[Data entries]
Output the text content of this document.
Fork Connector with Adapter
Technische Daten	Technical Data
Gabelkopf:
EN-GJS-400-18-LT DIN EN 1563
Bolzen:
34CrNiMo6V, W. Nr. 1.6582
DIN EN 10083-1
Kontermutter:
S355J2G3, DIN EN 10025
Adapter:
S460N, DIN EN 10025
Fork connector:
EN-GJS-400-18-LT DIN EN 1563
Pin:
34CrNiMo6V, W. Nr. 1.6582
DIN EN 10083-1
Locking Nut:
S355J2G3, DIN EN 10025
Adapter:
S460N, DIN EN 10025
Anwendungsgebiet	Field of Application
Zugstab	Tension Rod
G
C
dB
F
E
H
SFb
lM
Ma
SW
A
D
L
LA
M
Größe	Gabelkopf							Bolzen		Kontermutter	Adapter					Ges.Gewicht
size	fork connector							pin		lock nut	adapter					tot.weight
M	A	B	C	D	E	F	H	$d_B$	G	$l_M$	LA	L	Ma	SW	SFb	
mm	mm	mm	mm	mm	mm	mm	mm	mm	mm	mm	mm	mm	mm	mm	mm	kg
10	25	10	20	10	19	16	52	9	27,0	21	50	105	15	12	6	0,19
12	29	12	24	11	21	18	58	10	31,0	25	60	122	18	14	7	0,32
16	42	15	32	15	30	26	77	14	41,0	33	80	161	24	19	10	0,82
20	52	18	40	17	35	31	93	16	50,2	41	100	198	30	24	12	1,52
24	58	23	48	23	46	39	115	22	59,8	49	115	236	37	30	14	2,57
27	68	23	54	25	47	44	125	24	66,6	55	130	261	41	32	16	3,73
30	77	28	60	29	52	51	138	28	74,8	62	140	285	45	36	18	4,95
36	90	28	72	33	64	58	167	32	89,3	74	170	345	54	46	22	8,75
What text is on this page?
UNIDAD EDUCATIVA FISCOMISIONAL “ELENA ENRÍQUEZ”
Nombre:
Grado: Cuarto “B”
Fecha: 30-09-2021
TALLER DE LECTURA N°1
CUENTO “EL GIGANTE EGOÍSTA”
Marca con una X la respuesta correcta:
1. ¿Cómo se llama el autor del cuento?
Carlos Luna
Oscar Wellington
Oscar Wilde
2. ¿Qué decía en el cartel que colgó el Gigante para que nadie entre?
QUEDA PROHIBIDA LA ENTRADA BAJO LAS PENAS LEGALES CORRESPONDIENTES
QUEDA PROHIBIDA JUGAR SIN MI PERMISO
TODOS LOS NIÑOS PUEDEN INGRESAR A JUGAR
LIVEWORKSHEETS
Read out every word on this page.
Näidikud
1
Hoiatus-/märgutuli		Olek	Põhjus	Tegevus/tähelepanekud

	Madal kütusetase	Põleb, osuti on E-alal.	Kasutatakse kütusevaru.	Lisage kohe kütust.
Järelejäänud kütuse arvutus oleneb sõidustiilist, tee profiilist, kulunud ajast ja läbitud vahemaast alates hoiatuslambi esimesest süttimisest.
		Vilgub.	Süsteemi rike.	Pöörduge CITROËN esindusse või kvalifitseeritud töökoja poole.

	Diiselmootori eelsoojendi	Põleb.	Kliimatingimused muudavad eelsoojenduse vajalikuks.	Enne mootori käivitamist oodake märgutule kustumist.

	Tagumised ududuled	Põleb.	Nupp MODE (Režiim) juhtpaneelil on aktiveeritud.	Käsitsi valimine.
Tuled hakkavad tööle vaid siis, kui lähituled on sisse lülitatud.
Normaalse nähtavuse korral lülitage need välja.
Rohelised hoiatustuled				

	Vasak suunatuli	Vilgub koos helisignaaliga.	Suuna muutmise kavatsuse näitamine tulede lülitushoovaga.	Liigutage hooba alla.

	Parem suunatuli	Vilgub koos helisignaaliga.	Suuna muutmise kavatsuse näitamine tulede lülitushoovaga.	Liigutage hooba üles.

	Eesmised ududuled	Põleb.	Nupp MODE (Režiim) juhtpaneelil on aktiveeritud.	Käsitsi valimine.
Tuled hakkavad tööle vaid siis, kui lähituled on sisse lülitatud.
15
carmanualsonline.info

Written exercise
Set down the listing above in full, please, exactly as it appears.

Response to this task
Output the text content of this document.
Fork Connector with Adapter
Technische Daten	Technical Data
Gabelkopf:
EN-GJS-400-18-LT DIN EN 1563
Bolzen:
34CrNiMo6V, W. Nr. 1.6582
DIN EN 10083-1
Kontermutter:
S355J2G3, DIN EN 10025
Adapter:
S460N, DIN EN 10025
Fork connector:
EN-GJS-400-18-LT DIN EN 1563
Pin:
34CrNiMo6V, W. Nr. 1.6582
DIN EN 10083-1
Locking Nut:
S355J2G3, DIN EN 10025
Adapter:
S460N, DIN EN 10025
Anwendungsgebiet	Field of Application
Zugstab	Tension Rod
G
C
dB
F
E
H
SFb
lM
Ma
SW
A
D
L
LA
M
Größe	Gabelkopf							Bolzen		Kontermutter	Adapter					Ges.Gewicht
size	fork connector							pin		lock nut	adapter					tot.weight
M	A	B	C	D	E	F	H	$d_B$	G	$l_M$	LA	L	Ma	SW	SFb	
mm	mm	mm	mm	mm	mm	mm	mm	mm	mm	mm	mm	mm	mm	mm	mm	kg
10	25	10	20	10	19	16	52	9	27,0	21	50	105	15	12	6	0,19
12	29	12	24	11	21	18	58	10	31,0	25	60	122	18	14	7	0,32
16	42	15	32	15	30	26	77	14	41,0	33	80	161	24	19	10	0,82
20	52	18	40	17	35	31	93	16	50,2	41	100	198	30	24	12	1,52
24	58	23	48	23	46	39	115	22	59,8	49	115	236	37	30	14	2,57
27	68	23	54	25	47	44	125	24	66,6	55	130	261	41	32	16	3,73
30	77	28	60	29	52	51	138	28	74,8	62	140	285	45	36	18	4,95
36	90	28	72	33	64	58	167	32	89,3	74	170	345	54	46	22	8,75
What text is on this page?
UNIDAD EDUCATIVA FISCOMISIONAL “ELENA ENRÍQUEZ”
Nombre:
Grado: Cuarto “B”
Fecha: 30-09-2021
TALLER DE LECTURA N°1
CUENTO “EL GIGANTE EGOÍSTA”
Marca con una X la respuesta correcta:
1. ¿Cómo se llama el autor del cuento?
Carlos Luna
Oscar Wellington
Oscar Wilde
2. ¿Qué decía en el cartel que colgó el Gigante para que nadie entre?
QUEDA PROHIBIDA LA ENTRADA BAJO LAS PENAS LEGALES CORRESPONDIENTES
QUEDA PROHIBIDA JUGAR SIN MI PERMISO
TODOS LOS NIÑOS PUEDEN INGRESAR A JUGAR
LIVEWORKSHEETS
Read out every word on this page.
Näidikud
1
Hoiatus-/märgutuli		Olek	Põhjus	Tegevus/tähelepanekud

	Madal kütusetase	Põleb, osuti on E-alal.	Kasutatakse kütusevaru.	Lisage kohe kütust.
Järelejäänud kütuse arvutus oleneb sõidustiilist, tee profiilist, kulunud ajast ja läbitud vahemaast alates hoiatuslambi esimesest süttimisest.
		Vilgub.	Süsteemi rike.	Pöörduge CITROËN esindusse või kvalifitseeritud töökoja poole.

	Diiselmootori eelsoojendi	Põleb.	Kliimatingimused muudavad eelsoojenduse vajalikuks.	Enne mootori käivitamist oodake märgutule kustumist.

	Tagumised ududuled	Põleb.	Nupp MODE (Režiim) juhtpaneelil on aktiveeritud.	Käsitsi valimine.
Tuled hakkavad tööle vaid siis, kui lähituled on sisse lülitatud.
Normaalse nähtavuse korral lülitage need välja.
Rohelised hoiatustuled				

	Vasak suunatuli	Vilgub koos helisignaaliga.	Suuna muutmise kavatsuse näitamine tulede lülitushoovaga.	Liigutage hooba alla.

	Parem suunatuli	Vilgub koos helisignaaliga.	Suuna muutmise kavatsuse näitamine tulede lülitushoovaga.	Liigutage hooba üles.

	Eesmised ududuled	Põleb.	Nupp MODE (Režiim) juhtpaneelil on aktiveeritud.	Käsitsi valimine.
Tuled hakkavad tööle vaid siis, kui lähituled on sisse lülitatud.
15
carmanualsonline.info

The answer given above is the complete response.